─── Supplied records ───

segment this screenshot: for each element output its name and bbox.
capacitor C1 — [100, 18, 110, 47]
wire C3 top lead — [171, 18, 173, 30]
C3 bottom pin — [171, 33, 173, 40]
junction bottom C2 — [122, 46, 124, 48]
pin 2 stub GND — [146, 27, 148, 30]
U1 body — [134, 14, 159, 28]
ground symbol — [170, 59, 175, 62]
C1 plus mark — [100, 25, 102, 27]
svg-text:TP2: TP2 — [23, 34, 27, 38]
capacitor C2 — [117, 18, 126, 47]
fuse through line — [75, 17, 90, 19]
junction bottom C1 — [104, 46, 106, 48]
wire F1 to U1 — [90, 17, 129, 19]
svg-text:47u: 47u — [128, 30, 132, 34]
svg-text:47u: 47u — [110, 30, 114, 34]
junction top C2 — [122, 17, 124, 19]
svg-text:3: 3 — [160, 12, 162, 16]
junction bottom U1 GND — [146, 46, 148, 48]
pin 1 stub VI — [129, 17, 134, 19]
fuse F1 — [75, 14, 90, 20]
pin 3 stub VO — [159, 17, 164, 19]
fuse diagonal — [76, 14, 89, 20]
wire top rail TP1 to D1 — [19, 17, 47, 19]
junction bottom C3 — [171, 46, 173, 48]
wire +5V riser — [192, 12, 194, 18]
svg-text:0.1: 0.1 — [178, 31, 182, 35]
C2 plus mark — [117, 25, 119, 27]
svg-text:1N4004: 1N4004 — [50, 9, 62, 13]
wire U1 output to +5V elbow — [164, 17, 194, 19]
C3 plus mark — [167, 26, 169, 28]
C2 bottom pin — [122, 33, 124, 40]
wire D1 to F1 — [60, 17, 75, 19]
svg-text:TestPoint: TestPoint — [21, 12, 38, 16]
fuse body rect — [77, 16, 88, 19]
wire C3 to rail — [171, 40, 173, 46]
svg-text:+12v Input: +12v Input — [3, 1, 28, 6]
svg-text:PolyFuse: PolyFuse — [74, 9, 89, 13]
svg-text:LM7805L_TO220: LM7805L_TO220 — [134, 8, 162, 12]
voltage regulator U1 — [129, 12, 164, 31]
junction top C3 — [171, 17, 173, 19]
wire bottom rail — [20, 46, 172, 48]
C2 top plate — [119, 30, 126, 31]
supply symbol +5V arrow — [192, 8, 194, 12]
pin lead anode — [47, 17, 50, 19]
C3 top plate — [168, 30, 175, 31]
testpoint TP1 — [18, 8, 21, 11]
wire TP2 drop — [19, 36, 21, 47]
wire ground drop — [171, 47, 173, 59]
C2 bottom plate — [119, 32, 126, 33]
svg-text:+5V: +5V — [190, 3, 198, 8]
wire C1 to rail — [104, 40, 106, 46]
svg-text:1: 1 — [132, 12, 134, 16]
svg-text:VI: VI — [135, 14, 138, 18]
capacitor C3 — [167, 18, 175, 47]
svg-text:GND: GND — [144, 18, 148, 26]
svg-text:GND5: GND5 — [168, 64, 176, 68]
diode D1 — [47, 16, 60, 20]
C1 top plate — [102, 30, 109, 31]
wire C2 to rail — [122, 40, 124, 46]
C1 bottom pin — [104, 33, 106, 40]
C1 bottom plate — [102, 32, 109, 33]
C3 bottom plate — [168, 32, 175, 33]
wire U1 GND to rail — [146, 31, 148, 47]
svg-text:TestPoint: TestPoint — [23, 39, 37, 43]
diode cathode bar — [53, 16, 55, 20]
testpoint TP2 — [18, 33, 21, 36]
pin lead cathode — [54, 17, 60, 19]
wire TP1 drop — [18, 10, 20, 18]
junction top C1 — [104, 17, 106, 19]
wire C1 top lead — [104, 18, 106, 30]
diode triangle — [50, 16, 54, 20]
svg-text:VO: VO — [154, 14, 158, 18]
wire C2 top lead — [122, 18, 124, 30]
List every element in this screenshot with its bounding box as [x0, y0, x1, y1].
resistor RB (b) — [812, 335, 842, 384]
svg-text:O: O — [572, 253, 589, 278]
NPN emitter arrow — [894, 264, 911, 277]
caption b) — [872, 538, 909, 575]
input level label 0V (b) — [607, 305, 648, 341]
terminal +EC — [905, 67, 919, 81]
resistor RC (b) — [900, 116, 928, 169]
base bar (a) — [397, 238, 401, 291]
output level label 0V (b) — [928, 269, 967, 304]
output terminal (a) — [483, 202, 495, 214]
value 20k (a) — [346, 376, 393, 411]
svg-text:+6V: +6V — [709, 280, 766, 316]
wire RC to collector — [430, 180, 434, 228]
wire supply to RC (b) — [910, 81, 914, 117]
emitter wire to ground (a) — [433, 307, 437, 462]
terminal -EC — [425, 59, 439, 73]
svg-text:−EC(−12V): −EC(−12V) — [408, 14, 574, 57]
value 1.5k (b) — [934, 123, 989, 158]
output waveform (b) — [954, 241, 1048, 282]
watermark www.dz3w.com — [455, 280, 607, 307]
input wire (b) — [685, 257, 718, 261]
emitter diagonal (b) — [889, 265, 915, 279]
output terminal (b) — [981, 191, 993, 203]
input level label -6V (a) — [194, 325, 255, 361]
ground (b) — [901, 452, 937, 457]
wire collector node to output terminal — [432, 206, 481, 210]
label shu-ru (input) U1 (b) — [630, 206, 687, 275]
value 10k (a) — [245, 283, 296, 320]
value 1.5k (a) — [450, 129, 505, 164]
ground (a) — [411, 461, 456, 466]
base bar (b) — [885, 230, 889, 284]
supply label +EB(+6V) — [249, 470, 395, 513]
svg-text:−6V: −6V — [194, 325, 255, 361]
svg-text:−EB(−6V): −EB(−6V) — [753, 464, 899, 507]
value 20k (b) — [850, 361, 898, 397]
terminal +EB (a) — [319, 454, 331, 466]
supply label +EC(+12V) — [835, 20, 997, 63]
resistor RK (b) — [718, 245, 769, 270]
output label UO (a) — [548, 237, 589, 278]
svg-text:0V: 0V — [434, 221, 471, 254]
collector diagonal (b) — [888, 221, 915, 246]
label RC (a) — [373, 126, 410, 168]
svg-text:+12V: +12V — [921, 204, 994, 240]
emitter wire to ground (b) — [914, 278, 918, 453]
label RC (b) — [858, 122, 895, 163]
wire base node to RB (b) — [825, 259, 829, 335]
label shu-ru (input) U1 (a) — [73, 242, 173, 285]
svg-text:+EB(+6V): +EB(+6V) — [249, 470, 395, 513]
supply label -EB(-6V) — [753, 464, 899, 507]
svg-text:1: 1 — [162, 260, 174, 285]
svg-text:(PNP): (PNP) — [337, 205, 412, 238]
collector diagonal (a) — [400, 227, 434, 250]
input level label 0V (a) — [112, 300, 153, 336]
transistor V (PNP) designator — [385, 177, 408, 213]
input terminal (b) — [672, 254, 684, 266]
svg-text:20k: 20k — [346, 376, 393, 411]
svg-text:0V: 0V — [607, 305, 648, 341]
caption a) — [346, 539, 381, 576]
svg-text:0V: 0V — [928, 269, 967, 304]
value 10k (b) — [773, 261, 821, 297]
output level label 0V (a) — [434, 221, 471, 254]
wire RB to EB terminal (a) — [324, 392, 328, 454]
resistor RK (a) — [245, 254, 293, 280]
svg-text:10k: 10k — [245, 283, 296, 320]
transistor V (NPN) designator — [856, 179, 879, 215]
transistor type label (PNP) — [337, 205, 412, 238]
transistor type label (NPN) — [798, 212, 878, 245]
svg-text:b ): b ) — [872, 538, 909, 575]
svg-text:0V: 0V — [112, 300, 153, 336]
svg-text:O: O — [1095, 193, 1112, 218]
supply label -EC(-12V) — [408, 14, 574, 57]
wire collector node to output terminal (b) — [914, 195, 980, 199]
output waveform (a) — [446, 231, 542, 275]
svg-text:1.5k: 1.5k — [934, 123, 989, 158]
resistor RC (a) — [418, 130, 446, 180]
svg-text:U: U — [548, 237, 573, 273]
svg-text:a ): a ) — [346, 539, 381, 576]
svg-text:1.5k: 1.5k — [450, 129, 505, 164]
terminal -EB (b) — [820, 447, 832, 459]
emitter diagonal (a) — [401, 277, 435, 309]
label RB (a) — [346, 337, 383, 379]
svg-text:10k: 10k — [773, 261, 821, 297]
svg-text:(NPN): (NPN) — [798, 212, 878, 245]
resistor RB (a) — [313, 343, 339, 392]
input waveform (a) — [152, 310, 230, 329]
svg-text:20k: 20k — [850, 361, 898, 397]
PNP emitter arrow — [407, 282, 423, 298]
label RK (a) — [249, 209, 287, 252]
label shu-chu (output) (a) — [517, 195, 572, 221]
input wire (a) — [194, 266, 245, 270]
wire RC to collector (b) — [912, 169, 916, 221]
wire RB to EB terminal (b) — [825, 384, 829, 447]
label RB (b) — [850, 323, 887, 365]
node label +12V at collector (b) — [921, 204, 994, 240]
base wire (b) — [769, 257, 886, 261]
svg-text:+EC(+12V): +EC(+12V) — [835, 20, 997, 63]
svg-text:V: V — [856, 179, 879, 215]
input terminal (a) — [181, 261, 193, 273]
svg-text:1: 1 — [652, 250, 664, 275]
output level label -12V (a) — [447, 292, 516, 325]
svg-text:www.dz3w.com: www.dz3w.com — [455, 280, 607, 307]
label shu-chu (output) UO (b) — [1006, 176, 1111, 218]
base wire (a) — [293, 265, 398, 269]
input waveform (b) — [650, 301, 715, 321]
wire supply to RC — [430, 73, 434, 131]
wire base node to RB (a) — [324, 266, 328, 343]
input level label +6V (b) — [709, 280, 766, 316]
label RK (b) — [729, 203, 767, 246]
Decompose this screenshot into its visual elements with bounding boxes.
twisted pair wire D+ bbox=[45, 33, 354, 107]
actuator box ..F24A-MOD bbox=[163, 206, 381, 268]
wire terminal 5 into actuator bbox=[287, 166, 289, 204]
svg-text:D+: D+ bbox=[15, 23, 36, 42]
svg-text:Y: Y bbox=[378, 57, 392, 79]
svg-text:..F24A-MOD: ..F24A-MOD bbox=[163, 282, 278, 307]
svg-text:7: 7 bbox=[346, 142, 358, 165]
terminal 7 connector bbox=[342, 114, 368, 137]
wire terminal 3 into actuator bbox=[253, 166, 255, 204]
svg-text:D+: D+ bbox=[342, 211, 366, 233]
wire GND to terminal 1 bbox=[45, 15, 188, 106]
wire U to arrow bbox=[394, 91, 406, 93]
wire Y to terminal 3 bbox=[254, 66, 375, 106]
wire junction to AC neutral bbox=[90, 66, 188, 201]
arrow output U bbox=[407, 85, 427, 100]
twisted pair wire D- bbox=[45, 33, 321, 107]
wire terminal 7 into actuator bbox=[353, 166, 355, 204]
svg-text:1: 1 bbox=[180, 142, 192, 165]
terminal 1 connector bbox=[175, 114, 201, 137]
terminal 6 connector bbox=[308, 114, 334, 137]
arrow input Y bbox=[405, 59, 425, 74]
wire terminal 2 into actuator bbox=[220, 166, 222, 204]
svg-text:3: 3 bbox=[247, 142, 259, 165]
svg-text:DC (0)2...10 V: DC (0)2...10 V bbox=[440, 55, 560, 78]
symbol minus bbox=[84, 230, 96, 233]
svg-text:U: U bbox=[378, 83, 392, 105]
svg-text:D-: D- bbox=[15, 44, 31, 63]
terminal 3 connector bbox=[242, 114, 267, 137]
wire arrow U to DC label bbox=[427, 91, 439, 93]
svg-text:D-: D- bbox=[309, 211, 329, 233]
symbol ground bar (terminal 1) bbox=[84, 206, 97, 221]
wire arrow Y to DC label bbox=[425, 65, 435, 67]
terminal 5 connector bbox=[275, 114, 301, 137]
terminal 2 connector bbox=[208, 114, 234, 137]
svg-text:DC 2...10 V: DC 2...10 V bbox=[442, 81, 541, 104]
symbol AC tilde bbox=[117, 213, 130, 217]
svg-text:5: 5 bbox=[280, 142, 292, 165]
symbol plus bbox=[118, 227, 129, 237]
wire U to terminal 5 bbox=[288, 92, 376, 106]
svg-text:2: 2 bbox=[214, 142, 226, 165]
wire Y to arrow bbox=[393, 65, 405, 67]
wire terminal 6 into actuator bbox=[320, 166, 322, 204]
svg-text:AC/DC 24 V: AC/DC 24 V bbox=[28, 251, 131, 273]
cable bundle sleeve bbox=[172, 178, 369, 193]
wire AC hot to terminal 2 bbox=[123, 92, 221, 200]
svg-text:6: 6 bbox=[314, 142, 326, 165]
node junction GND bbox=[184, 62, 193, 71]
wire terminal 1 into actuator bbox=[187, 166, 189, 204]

───

_To be done_
Return the records verbatim, from their first line through the line containing "pin lead anode — [47, 17, 50, 19]", including both ends.

_Written answer_
segment this screenshot: for each element output its name and bbox.
capacitor C1 — [100, 18, 110, 47]
wire C3 top lead — [171, 18, 173, 30]
C3 bottom pin — [171, 33, 173, 40]
junction bottom C2 — [122, 46, 124, 48]
pin 2 stub GND — [146, 27, 148, 30]
U1 body — [134, 14, 159, 28]
ground symbol — [170, 59, 175, 62]
C1 plus mark — [100, 25, 102, 27]
svg-text:TP2: TP2 — [23, 34, 27, 38]
capacitor C2 — [117, 18, 126, 47]
fuse through line — [75, 17, 90, 19]
junction bottom C1 — [104, 46, 106, 48]
wire F1 to U1 — [90, 17, 129, 19]
svg-text:47u: 47u — [128, 30, 132, 34]
svg-text:47u: 47u — [110, 30, 114, 34]
junction top C2 — [122, 17, 124, 19]
svg-text:3: 3 — [160, 12, 162, 16]
junction bottom U1 GND — [146, 46, 148, 48]
pin 1 stub VI — [129, 17, 134, 19]
fuse F1 — [75, 14, 90, 20]
pin 3 stub VO — [159, 17, 164, 19]
fuse diagonal — [76, 14, 89, 20]
wire top rail TP1 to D1 — [19, 17, 47, 19]
junction bottom C3 — [171, 46, 173, 48]
wire +5V riser — [192, 12, 194, 18]
svg-text:0.1: 0.1 — [178, 31, 182, 35]
C2 plus mark — [117, 25, 119, 27]
svg-text:1N4004: 1N4004 — [50, 9, 62, 13]
wire U1 output to +5V elbow — [164, 17, 194, 19]
C3 plus mark — [167, 26, 169, 28]
C2 bottom pin — [122, 33, 124, 40]
wire D1 to F1 — [60, 17, 75, 19]
svg-text:TestPoint: TestPoint — [21, 12, 38, 16]
fuse body rect — [77, 16, 88, 19]
wire C3 to rail — [171, 40, 173, 46]
svg-text:+12v Input: +12v Input — [3, 1, 28, 6]
svg-text:PolyFuse: PolyFuse — [74, 9, 89, 13]
svg-text:LM7805L_TO220: LM7805L_TO220 — [134, 8, 162, 12]
voltage regulator U1 — [129, 12, 164, 31]
junction top C3 — [171, 17, 173, 19]
wire bottom rail — [20, 46, 172, 48]
C2 top plate — [119, 30, 126, 31]
supply symbol +5V arrow — [192, 8, 194, 12]
pin lead anode — [47, 17, 50, 19]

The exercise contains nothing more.